_Directive_. Identify each line of the material below that contains the string "tick", matching case exactly, and copy those lines.

_Records shown_.
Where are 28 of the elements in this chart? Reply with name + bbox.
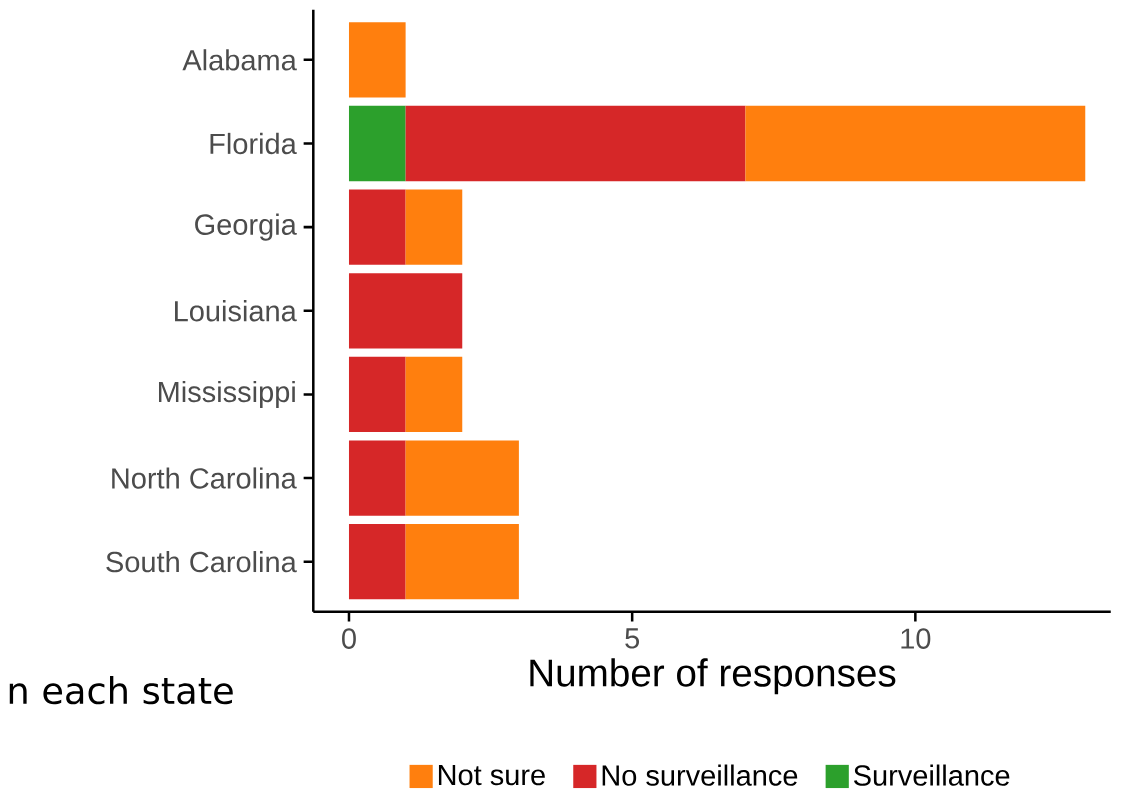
bar	[405, 356, 463, 432]
y-tick-label: Alabama	[182, 49, 297, 71]
bar	[348, 105, 406, 182]
x-axis-title: Number of responses	[530, 658, 896, 695]
bar	[348, 189, 406, 265]
legend-label: Surveillance	[853, 764, 1010, 786]
bar	[405, 523, 519, 600]
bar	[405, 189, 463, 265]
x-tick-label: 5	[625, 628, 640, 649]
bar	[405, 105, 746, 182]
y-tick-label: North Carolina	[112, 467, 297, 489]
legend-label: Not sure	[438, 764, 545, 786]
y-tick-label: Louisiana	[175, 300, 297, 322]
bar	[348, 523, 406, 600]
y-tick-label: Georgia	[195, 213, 297, 241]
bar	[348, 273, 463, 349]
text: n each state	[9, 675, 233, 705]
bar	[348, 440, 406, 516]
bar	[348, 22, 406, 98]
bar	[745, 105, 1086, 182]
y-tick-label: Mississippi	[158, 380, 295, 408]
y-tick-label: South Carolina	[106, 550, 297, 573]
legend-label: No surveillance	[602, 764, 798, 786]
x-tick-label: 0	[342, 628, 356, 649]
bar	[348, 356, 406, 432]
y-tick-label: Florida	[210, 132, 297, 155]
bar	[405, 440, 519, 516]
x-tick-label: 10	[901, 628, 931, 649]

_Response to the task_.
y-tick-label: Alabama	[182, 49, 297, 71]
x-tick-label: 5	[625, 628, 640, 649]
y-tick-label: North Carolina	[112, 467, 297, 489]
y-tick-label: Louisiana	[175, 300, 297, 322]
y-tick-label: Georgia	[195, 213, 297, 241]
y-tick-label: Mississippi	[158, 380, 295, 408]
y-tick-label: South Carolina	[106, 550, 297, 573]
x-tick-label: 0	[342, 628, 356, 649]
y-tick-label: Florida	[210, 132, 297, 155]
x-tick-label: 10	[901, 628, 931, 649]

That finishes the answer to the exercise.